**Written request**
Report the number of lines where the string "Trigger" occurs, and write nothing else.
----- Records supplied -----
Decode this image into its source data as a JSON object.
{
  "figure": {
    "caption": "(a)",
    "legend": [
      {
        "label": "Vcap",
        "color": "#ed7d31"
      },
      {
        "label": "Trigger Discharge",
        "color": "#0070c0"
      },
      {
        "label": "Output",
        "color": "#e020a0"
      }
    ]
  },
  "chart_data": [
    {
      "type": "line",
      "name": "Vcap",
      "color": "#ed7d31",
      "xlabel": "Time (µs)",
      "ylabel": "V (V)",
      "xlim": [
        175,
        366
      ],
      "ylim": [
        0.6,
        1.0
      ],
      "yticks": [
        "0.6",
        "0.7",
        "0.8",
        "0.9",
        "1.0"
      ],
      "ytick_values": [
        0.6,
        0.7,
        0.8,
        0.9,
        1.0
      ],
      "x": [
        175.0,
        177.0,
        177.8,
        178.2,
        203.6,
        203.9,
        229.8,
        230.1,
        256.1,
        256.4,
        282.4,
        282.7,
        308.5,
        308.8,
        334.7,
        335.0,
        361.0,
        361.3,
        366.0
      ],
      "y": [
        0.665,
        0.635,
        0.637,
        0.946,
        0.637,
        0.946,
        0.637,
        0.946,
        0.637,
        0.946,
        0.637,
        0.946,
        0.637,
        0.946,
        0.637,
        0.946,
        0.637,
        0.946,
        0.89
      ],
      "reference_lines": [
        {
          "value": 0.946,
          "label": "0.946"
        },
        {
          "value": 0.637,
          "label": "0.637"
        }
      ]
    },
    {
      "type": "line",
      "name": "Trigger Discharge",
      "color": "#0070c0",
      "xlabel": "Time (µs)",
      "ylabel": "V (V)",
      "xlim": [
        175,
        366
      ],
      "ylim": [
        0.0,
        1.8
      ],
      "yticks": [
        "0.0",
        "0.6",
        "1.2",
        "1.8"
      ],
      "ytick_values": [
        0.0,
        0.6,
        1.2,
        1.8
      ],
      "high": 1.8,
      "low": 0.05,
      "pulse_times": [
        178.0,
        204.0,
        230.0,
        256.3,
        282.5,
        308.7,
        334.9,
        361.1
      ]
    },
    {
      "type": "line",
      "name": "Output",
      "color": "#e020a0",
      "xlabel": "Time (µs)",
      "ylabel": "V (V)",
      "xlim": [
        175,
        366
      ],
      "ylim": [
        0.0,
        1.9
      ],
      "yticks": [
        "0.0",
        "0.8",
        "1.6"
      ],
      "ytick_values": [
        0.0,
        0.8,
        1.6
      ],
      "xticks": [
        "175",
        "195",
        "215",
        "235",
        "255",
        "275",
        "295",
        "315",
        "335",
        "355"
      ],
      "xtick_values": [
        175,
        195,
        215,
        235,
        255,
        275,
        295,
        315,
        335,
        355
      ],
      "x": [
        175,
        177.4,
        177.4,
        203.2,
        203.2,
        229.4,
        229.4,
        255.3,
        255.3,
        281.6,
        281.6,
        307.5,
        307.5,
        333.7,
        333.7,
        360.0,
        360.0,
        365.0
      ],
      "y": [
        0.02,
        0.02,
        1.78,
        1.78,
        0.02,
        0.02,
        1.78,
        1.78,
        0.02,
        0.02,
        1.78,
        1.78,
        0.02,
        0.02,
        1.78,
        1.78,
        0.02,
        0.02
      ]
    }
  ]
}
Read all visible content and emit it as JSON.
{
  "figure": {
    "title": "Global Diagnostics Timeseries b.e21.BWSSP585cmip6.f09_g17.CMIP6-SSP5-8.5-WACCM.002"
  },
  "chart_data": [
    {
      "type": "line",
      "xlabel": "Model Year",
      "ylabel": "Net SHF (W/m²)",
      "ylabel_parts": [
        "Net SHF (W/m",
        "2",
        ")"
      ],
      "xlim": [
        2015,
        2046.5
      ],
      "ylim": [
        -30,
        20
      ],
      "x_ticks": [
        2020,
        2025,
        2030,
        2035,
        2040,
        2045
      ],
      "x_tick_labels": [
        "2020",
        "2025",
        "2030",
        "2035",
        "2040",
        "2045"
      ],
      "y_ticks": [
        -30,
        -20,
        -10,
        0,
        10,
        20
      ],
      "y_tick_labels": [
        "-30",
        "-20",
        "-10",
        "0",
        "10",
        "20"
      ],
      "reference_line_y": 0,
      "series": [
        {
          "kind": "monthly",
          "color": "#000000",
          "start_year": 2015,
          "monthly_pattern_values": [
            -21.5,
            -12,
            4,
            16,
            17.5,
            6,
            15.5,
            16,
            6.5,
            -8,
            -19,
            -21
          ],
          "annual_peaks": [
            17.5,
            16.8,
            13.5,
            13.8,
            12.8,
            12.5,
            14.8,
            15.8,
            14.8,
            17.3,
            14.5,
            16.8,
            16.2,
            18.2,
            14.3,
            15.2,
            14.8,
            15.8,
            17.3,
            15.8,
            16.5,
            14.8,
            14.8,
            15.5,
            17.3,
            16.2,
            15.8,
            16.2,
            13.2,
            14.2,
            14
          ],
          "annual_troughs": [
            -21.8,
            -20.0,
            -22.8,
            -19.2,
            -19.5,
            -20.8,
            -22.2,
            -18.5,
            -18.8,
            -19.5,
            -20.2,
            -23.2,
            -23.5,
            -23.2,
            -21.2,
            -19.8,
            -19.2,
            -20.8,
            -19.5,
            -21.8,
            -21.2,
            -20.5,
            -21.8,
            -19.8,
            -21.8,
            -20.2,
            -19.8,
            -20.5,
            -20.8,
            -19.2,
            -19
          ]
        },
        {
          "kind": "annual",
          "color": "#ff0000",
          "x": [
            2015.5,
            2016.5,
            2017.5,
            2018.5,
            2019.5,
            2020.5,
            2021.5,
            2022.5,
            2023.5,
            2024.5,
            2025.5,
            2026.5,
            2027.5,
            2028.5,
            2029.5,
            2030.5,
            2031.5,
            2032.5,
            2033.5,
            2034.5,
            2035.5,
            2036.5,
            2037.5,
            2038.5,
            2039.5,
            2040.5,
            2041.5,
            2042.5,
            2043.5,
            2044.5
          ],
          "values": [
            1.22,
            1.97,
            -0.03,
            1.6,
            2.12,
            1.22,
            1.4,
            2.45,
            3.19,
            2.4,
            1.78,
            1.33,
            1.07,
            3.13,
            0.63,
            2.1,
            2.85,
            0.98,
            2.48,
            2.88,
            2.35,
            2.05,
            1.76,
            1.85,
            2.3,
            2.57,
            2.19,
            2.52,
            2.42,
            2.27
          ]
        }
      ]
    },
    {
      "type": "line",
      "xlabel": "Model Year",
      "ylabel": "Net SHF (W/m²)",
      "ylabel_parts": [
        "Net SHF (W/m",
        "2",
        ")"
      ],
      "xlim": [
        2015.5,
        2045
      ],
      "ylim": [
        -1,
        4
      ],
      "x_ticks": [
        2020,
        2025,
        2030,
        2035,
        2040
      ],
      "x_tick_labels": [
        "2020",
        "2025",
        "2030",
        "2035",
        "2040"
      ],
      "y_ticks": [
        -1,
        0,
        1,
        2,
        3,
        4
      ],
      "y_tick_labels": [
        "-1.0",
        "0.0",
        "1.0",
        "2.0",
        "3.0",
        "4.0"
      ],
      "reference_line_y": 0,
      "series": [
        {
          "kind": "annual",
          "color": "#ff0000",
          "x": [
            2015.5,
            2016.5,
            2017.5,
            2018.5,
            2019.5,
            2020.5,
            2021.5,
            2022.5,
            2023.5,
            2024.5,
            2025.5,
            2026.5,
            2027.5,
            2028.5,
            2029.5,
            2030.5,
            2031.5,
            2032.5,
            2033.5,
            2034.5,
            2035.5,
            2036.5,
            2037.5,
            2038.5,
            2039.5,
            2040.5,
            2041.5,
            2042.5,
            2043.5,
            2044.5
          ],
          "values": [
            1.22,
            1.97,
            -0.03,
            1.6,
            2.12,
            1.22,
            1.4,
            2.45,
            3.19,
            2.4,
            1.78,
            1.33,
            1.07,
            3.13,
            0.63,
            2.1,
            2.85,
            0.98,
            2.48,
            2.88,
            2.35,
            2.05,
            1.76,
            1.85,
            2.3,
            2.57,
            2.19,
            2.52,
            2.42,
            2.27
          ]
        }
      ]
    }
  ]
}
-----
**Full answer**
2